Stated exercise — Copy all lines of the listing that include the string "cuatro".

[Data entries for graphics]
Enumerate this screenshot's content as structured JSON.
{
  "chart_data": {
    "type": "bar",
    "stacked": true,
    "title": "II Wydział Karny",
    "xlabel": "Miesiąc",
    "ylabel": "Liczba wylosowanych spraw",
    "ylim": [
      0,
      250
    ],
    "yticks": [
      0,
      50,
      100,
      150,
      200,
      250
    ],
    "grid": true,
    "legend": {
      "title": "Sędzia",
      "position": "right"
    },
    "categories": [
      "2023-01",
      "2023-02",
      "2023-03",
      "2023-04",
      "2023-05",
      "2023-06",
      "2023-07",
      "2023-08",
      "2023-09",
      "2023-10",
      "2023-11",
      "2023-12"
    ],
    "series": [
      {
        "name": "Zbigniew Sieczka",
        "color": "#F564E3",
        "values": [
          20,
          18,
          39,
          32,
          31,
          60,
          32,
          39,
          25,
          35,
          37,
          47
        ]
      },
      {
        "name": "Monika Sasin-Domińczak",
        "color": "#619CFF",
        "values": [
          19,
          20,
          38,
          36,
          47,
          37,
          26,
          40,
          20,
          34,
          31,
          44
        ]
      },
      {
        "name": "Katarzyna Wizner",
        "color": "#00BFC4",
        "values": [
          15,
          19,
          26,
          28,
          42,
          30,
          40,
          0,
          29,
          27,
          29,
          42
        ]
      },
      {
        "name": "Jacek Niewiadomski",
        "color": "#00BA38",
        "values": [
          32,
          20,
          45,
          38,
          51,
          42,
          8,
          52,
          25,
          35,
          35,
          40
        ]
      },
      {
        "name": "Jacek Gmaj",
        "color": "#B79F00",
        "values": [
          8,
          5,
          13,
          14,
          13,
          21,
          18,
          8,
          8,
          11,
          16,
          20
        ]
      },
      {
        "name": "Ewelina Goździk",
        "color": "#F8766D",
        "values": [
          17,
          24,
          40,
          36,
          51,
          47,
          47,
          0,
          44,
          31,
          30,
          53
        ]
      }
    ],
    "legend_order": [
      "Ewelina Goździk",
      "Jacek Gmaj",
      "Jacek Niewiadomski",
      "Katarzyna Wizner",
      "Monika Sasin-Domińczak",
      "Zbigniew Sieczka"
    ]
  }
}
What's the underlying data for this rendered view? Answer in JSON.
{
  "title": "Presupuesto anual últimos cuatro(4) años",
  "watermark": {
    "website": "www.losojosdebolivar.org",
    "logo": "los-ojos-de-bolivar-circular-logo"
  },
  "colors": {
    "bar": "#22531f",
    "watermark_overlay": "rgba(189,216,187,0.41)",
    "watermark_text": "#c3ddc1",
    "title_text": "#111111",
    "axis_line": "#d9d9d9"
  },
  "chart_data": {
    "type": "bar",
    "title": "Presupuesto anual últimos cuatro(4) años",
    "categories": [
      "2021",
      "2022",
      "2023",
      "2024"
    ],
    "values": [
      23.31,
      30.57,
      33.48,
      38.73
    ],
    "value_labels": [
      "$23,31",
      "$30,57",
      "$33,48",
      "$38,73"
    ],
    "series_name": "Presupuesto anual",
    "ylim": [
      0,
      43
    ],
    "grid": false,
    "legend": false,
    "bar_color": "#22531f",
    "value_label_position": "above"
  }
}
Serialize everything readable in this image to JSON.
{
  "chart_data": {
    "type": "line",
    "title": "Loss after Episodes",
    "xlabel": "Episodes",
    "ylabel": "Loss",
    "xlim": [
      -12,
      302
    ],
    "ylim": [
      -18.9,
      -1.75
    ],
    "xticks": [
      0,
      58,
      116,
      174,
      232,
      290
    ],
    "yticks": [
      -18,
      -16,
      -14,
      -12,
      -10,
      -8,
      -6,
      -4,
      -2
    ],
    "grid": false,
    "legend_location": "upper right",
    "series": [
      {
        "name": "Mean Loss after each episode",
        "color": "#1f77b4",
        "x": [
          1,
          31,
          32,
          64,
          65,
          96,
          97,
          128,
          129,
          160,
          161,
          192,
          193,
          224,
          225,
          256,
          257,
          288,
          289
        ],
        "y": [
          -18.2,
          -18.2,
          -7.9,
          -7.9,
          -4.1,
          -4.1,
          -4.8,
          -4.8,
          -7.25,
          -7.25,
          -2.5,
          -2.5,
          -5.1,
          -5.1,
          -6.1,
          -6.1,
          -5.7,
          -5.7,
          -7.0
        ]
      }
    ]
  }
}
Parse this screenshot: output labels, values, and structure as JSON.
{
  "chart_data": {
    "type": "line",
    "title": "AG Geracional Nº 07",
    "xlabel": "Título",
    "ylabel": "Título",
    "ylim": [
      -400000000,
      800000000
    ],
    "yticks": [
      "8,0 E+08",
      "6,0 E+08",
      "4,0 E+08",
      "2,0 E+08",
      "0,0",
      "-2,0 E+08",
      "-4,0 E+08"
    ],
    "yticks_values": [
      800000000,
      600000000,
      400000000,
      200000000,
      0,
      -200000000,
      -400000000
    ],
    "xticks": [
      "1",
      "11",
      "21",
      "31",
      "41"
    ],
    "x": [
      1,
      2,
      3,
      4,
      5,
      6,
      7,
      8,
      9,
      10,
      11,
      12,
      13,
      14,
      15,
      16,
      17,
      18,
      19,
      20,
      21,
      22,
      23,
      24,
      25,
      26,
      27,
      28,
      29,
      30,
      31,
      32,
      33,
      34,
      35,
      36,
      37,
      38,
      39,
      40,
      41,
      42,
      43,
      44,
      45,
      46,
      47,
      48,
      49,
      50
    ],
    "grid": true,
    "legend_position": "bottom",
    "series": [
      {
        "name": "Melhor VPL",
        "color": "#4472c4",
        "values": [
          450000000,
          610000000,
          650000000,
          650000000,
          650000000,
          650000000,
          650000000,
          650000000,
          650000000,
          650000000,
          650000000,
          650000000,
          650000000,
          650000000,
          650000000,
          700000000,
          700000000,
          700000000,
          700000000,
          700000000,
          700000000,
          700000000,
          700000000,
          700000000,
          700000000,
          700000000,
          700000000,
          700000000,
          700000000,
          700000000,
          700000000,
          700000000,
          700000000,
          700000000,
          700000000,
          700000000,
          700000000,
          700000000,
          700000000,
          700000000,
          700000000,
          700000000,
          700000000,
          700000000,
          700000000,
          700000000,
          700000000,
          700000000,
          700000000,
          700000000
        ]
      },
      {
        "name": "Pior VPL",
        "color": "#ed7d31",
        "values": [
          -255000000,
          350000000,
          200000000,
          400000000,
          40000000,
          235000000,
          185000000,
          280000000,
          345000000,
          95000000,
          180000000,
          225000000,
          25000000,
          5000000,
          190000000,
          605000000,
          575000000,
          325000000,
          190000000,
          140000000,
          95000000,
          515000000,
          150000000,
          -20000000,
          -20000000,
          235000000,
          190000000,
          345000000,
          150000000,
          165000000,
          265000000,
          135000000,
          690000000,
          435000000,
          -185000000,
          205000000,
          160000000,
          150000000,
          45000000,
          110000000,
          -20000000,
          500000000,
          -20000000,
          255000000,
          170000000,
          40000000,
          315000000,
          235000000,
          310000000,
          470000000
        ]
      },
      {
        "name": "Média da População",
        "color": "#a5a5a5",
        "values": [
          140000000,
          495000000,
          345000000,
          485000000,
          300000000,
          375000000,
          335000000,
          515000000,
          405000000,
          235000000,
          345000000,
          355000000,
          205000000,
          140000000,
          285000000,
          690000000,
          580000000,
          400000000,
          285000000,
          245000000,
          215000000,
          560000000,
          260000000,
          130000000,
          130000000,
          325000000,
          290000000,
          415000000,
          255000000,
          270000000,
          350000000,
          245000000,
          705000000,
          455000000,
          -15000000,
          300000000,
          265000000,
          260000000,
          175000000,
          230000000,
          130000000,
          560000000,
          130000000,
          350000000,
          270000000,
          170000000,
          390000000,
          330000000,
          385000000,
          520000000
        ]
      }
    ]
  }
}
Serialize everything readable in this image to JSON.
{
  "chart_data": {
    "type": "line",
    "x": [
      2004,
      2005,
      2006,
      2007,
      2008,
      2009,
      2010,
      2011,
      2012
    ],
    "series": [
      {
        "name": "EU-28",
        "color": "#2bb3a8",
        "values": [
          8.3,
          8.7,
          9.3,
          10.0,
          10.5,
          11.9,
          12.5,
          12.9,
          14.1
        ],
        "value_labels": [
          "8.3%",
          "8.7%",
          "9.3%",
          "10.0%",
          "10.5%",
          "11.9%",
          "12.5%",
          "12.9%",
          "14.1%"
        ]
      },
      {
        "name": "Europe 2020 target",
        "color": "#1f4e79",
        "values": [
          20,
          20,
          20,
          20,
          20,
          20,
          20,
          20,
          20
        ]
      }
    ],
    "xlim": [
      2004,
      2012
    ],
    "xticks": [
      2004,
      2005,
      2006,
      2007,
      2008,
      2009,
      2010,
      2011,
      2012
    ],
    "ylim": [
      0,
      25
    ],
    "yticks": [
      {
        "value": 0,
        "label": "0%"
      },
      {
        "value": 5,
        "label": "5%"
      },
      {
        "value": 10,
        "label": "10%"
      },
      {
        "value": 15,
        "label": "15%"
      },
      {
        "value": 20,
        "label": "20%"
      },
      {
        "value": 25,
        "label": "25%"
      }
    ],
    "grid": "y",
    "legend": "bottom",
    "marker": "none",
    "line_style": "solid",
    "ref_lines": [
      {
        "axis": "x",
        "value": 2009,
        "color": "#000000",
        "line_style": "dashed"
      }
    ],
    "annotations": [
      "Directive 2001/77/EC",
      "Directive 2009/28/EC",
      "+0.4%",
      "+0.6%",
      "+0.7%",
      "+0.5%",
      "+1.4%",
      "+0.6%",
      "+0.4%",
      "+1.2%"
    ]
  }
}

Task result —
  "title": "Presupuesto anual últimos cuatro(4) años",
    "title": "Presupuesto anual últimos cuatro(4) años",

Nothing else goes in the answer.